Collected data:
---
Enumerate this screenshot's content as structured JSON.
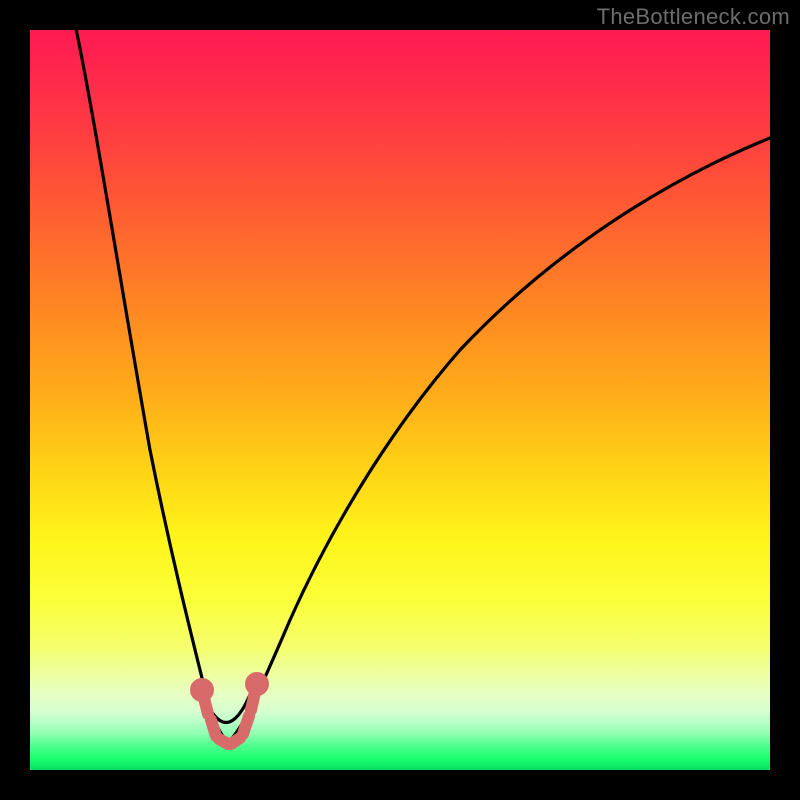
{
  "watermark": "TheBottleneck.com",
  "colors": {
    "frame": "#000000",
    "curve_stroke": "#000000",
    "marker_fill": "#d86a6a",
    "marker_stroke": "#c25858",
    "gradient": [
      "#ff1a52",
      "#ff6a2e",
      "#ffd016",
      "#fbff3a",
      "#1eff72"
    ]
  },
  "chart_data": {
    "type": "line",
    "title": "",
    "xlabel": "",
    "ylabel": "",
    "xlim": [
      0,
      100
    ],
    "ylim": [
      0,
      100
    ],
    "grid": false,
    "notes": "Background is a vertical red→yellow→green heat gradient indicating bottleneck severity (red high, green low). Two black curves descend from the top and meet near the x≈25 minimum; short pink marker segments sit at the trough. Axis tick labels are not shown so values are approximate positions in percent of the plot area.",
    "series": [
      {
        "name": "left-curve",
        "x": [
          6,
          8,
          10,
          12,
          14,
          16,
          18,
          20,
          22,
          23,
          24,
          25,
          26,
          27
        ],
        "y": [
          100,
          90,
          80,
          69,
          58,
          47,
          37,
          27,
          18,
          14,
          11,
          8,
          6,
          5
        ]
      },
      {
        "name": "right-curve",
        "x": [
          27,
          28,
          30,
          33,
          37,
          42,
          48,
          55,
          63,
          72,
          82,
          92,
          100
        ],
        "y": [
          5,
          7,
          11,
          18,
          27,
          37,
          47,
          56,
          64,
          71,
          77,
          82,
          86
        ]
      },
      {
        "name": "trough-markers",
        "style": "thick-pink-dots-and-short-segments",
        "x": [
          22.5,
          23.5,
          24.5,
          25.5,
          26.5,
          27.5,
          28.5
        ],
        "y": [
          10,
          7,
          5,
          4,
          4,
          5,
          8
        ]
      }
    ]
  }
}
---
◆ GOAL OF THE EXERCISE ◆
Take the listing and print it again exactly, but without any pictures.

◆ THE RESPONSE ◆
Enumerate this screenshot's content as structured JSON.
{
  "watermark": "TheBottleneck.com",
  "colors": {
    "frame": "#000000",
    "curve_stroke": "#000000",
    "marker_fill": "#d86a6a",
    "marker_stroke": "#c25858",
    "gradient": [
      "#ff1a52",
      "#ff6a2e",
      "#ffd016",
      "#fbff3a",
      "#1eff72"
    ]
  },
  "chart_data": {
    "type": "line",
    "title": "",
    "xlabel": "",
    "ylabel": "",
    "xlim": [
      0,
      100
    ],
    "ylim": [
      0,
      100
    ],
    "grid": false,
    "notes": "Background is a vertical red→yellow→green heat gradient indicating bottleneck severity (red high, green low). Two black curves descend from the top and meet near the x≈25 minimum; short pink marker segments sit at the trough. Axis tick labels are not shown so values are approximate positions in percent of the plot area.",
    "series": [
      {
        "name": "left-curve",
        "x": [
          6,
          8,
          10,
          12,
          14,
          16,
          18,
          20,
          22,
          23,
          24,
          25,
          26,
          27
        ],
        "y": [
          100,
          90,
          80,
          69,
          58,
          47,
          37,
          27,
          18,
          14,
          11,
          8,
          6,
          5
        ]
      },
      {
        "name": "right-curve",
        "x": [
          27,
          28,
          30,
          33,
          37,
          42,
          48,
          55,
          63,
          72,
          82,
          92,
          100
        ],
        "y": [
          5,
          7,
          11,
          18,
          27,
          37,
          47,
          56,
          64,
          71,
          77,
          82,
          86
        ]
      },
      {
        "name": "trough-markers",
        "style": "thick-pink-dots-and-short-segments",
        "x": [
          22.5,
          23.5,
          24.5,
          25.5,
          26.5,
          27.5,
          28.5
        ],
        "y": [
          10,
          7,
          5,
          4,
          4,
          5,
          8
        ]
      }
    ]
  }
}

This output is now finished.